Go through the data below and gather each line containing "spectrogram".

┄┄┄┄┄┄┄┄┄┄┄┄┄┄┄┄┄┄┄┄

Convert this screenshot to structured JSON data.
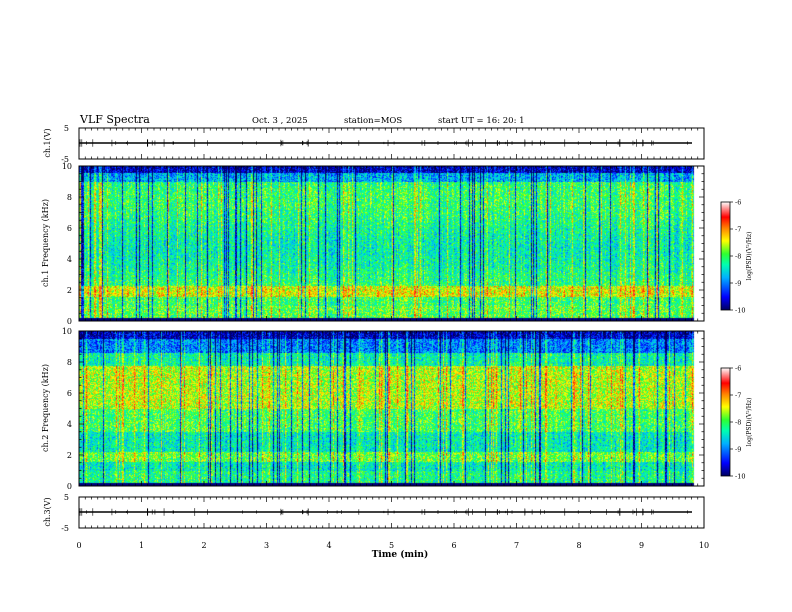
{
  "header": {
    "title": "VLF Spectra",
    "date": "Oct. 3 , 2025",
    "station": "station=MOS",
    "start_ut": "start UT =  16: 20: 1"
  },
  "chart_data": [
    {
      "type": "line",
      "panel": "ch1-waveform",
      "ylabel": "ch.1(V)",
      "ylim": [
        -5,
        5
      ],
      "y_ticks": [
        "5",
        "-5"
      ],
      "x": [
        0,
        9.82
      ],
      "values": [
        0,
        0
      ]
    },
    {
      "type": "heatmap",
      "panel": "ch1-spectrogram",
      "ylabel": "ch.1 Frequency (kHz)",
      "ylim": [
        0,
        10
      ],
      "y_ticks": [
        "0",
        "2",
        "4",
        "6",
        "8",
        "10"
      ],
      "xlim": [
        0,
        10
      ],
      "data_end_min": 9.82,
      "colorbar": {
        "label": "log(PSD)(V²/Hz)",
        "range": [
          -10,
          -6
        ],
        "ticks": [
          "-6",
          "-7",
          "-8",
          "-9",
          "-10"
        ]
      }
    },
    {
      "type": "heatmap",
      "panel": "ch2-spectrogram",
      "ylabel": "ch.2 Frequency (kHz)",
      "ylim": [
        0,
        10
      ],
      "y_ticks": [
        "0",
        "2",
        "4",
        "6",
        "8",
        "10"
      ],
      "xlim": [
        0,
        10
      ],
      "data_end_min": 9.82,
      "colorbar": {
        "label": "log(PSD)(V²/Hz)",
        "range": [
          -10,
          -6
        ],
        "ticks": [
          "-6",
          "-7",
          "-8",
          "-9",
          "-10"
        ]
      }
    },
    {
      "type": "line",
      "panel": "ch3-waveform",
      "ylabel": "ch.3(V)",
      "ylim": [
        -5,
        5
      ],
      "y_ticks": [
        "5",
        "-5"
      ],
      "x": [
        0,
        9.82
      ],
      "values": [
        0,
        0
      ]
    }
  ],
  "x_axis": {
    "label": "Time (min)",
    "range": [
      0,
      10
    ],
    "ticks": [
      "0",
      "1",
      "2",
      "3",
      "4",
      "5",
      "6",
      "7",
      "8",
      "9",
      "10"
    ]
  },
  "colors": {
    "colormap": [
      "#000080",
      "#0000ff",
      "#00a0ff",
      "#00ffd0",
      "#30ff30",
      "#ffff00",
      "#ff8000",
      "#ff0000",
      "#ffffff"
    ]
  }
}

┄┄┄┄┄┄┄┄┄┄┄┄┄┄┄┄┄┄┄┄

◆ Written answer:
      "panel": "ch1-spectrogram",
      "panel": "ch2-spectrogram",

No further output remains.